[Data records]
%%

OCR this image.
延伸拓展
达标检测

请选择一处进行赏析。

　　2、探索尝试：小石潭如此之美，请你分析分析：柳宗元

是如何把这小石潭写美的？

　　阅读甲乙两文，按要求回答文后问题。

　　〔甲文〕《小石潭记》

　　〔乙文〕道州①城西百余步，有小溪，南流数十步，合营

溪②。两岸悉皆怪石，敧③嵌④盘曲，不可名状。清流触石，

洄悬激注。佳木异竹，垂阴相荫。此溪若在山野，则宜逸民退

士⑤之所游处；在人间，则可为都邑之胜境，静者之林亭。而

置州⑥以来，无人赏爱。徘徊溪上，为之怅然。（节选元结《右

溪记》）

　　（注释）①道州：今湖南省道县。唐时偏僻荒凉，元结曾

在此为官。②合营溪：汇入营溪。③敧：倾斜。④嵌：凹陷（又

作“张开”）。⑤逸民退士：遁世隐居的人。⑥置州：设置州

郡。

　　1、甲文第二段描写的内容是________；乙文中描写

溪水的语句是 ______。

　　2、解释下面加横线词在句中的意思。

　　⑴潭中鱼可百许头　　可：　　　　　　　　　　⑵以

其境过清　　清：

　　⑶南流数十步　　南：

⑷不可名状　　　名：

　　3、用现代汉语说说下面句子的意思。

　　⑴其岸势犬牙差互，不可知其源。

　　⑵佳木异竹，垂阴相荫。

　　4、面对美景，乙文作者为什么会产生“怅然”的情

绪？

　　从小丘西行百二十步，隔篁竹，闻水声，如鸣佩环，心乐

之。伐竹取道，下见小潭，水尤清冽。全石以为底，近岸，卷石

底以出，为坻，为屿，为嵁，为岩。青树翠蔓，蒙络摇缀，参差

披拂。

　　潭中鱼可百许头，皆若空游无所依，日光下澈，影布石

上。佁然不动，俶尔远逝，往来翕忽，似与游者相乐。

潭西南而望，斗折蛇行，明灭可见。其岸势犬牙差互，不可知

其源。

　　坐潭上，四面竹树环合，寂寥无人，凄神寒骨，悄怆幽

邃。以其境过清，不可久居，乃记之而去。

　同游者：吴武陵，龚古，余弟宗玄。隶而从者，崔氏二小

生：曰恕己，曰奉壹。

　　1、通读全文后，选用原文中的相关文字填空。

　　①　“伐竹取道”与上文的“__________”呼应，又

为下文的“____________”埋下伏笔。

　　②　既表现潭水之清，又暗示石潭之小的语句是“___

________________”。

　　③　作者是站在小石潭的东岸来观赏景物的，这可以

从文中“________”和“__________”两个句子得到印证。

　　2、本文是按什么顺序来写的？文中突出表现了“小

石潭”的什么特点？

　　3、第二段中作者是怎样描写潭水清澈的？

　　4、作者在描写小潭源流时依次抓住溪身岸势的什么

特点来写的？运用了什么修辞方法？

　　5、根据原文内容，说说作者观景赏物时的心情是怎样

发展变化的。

%%

**TASK STATEMENT**
Where a line in the entries holds "垂阴相荫", copy that line.

**SOLUTION**
洄悬激注。佳木异竹，垂阴相荫。此溪若在山野，则宜逸民退
　　⑵佳木异竹，垂阴相荫。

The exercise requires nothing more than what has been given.